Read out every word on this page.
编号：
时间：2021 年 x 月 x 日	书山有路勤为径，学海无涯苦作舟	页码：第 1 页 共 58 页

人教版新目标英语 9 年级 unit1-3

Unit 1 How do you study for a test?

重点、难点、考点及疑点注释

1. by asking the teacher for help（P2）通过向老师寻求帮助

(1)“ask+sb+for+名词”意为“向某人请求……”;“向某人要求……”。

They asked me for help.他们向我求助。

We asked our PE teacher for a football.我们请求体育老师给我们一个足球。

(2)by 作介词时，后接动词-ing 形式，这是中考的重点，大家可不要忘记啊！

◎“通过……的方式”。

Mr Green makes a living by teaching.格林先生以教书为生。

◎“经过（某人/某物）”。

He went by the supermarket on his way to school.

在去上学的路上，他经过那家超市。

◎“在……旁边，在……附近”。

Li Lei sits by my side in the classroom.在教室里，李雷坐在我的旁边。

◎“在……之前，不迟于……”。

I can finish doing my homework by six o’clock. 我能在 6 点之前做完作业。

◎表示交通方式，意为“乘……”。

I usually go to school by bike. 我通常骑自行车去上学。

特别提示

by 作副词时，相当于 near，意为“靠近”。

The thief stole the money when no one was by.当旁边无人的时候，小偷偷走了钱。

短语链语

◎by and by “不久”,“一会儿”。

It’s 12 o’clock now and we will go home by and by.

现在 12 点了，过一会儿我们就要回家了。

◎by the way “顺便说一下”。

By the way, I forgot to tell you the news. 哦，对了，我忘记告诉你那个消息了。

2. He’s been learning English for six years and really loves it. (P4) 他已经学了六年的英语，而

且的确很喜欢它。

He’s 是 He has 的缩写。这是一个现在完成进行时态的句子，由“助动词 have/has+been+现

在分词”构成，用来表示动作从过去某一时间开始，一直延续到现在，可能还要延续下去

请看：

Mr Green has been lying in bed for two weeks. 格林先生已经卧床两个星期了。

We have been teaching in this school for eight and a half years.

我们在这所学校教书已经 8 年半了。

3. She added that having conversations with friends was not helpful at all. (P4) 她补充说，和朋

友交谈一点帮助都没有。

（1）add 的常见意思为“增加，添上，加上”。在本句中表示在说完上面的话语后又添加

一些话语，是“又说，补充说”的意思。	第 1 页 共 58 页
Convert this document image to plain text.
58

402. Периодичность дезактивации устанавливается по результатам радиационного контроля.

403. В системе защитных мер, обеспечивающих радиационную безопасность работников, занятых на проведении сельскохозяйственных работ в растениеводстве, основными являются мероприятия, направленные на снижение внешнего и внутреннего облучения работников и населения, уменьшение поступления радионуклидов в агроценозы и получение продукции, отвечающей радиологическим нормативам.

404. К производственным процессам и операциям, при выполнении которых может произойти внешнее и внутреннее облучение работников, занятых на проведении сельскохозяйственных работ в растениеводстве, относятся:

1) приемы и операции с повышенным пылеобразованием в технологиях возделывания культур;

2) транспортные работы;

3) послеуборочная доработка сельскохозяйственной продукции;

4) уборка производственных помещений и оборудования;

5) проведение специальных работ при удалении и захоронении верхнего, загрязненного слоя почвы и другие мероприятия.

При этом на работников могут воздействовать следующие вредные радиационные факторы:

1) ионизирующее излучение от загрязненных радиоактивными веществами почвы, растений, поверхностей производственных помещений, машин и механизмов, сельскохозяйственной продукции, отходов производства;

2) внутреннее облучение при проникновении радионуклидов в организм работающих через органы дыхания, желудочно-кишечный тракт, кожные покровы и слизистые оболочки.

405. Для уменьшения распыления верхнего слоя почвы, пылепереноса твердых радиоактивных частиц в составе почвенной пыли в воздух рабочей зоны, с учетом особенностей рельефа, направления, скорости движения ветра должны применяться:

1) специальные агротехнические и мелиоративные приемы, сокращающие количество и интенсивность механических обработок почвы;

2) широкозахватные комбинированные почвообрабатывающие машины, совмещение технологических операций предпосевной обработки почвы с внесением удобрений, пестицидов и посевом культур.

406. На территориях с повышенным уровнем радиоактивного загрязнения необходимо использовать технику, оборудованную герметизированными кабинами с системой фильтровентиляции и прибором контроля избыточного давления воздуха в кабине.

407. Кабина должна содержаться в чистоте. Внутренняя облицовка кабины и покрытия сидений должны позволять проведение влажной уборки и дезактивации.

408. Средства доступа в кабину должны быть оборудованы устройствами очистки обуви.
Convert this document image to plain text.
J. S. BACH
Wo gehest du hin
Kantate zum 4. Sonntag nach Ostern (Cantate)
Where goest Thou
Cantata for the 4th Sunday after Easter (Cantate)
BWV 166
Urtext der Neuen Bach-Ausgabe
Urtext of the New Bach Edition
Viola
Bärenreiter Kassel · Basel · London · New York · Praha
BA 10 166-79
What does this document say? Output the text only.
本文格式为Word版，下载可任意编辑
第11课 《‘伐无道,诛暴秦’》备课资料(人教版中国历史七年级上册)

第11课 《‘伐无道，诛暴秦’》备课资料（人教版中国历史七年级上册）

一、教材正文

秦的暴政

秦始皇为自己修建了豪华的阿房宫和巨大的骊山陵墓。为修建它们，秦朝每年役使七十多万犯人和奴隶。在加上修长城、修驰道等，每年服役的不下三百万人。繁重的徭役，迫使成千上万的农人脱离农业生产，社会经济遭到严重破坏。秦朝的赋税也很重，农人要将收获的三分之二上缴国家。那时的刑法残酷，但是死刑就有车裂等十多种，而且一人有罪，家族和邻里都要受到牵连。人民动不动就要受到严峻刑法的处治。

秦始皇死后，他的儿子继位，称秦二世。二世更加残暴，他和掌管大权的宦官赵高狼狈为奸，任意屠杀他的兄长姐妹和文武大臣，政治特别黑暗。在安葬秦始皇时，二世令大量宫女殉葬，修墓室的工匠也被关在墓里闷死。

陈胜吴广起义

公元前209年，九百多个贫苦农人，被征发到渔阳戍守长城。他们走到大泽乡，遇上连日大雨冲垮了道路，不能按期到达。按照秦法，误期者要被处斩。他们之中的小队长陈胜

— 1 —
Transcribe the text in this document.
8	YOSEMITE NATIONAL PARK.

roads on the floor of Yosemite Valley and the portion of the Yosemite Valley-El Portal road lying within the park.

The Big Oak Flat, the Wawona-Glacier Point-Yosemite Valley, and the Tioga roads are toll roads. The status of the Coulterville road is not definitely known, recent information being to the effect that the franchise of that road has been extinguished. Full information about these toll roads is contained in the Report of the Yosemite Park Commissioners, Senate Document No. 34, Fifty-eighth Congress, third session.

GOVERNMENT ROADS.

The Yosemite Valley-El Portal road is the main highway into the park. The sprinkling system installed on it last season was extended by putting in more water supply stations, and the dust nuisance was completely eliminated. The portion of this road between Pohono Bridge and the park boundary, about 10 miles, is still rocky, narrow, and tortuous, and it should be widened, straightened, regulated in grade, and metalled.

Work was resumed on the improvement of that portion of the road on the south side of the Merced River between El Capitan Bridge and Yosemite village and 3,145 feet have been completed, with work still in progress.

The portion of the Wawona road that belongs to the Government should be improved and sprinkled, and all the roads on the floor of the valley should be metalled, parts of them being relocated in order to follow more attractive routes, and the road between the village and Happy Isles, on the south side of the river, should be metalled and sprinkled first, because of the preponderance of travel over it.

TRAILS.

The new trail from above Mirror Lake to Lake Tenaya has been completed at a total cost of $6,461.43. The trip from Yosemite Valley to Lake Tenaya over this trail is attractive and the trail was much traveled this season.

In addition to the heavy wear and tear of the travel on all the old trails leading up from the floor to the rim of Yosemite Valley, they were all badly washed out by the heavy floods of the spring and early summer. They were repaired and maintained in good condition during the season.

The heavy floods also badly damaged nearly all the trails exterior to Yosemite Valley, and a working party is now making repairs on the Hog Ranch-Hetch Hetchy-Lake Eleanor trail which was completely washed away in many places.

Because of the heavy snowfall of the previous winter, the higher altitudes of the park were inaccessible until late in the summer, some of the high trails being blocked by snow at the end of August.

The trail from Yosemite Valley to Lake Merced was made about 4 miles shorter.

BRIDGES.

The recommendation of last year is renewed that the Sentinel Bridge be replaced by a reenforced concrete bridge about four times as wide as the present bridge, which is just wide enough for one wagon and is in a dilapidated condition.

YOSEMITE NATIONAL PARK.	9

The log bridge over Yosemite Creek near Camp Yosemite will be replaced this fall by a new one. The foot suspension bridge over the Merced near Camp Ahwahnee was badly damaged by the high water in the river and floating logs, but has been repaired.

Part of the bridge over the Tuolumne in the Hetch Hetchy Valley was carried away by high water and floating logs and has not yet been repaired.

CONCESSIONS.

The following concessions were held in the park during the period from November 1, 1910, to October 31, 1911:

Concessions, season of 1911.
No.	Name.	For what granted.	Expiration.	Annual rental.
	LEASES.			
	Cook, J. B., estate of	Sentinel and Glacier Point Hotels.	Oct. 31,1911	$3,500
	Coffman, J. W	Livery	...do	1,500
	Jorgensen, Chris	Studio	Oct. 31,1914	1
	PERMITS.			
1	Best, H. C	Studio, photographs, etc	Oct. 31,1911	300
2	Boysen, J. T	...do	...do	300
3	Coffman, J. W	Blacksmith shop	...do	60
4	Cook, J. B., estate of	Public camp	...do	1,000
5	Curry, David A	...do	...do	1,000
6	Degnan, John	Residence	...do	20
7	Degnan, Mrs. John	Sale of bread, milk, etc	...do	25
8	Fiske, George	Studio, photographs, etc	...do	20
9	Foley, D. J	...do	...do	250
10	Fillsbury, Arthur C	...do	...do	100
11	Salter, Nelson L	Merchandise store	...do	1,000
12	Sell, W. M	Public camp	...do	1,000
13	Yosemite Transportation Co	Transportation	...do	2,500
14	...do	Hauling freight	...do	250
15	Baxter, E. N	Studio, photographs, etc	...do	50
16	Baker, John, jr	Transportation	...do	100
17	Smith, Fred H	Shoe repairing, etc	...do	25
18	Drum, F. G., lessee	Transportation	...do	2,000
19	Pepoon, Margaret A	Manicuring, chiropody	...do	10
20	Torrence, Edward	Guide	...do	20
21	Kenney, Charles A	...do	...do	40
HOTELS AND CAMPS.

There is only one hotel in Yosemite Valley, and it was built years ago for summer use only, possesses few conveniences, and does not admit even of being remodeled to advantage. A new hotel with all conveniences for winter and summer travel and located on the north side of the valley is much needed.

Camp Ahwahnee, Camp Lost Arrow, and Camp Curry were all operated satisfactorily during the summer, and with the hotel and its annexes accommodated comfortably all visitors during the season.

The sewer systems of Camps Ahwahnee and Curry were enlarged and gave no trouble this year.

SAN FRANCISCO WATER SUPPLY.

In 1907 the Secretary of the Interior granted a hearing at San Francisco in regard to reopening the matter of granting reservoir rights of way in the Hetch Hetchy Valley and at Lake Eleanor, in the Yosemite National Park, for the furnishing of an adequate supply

──────

### Given task
Copy out each line of the listing that holds "teacher".

### Response to the exercise
1. by asking the teacher for help（P2）通过向老师寻求帮助
We asked our PE teacher for a football.我们请求体育老师给我们一个足球。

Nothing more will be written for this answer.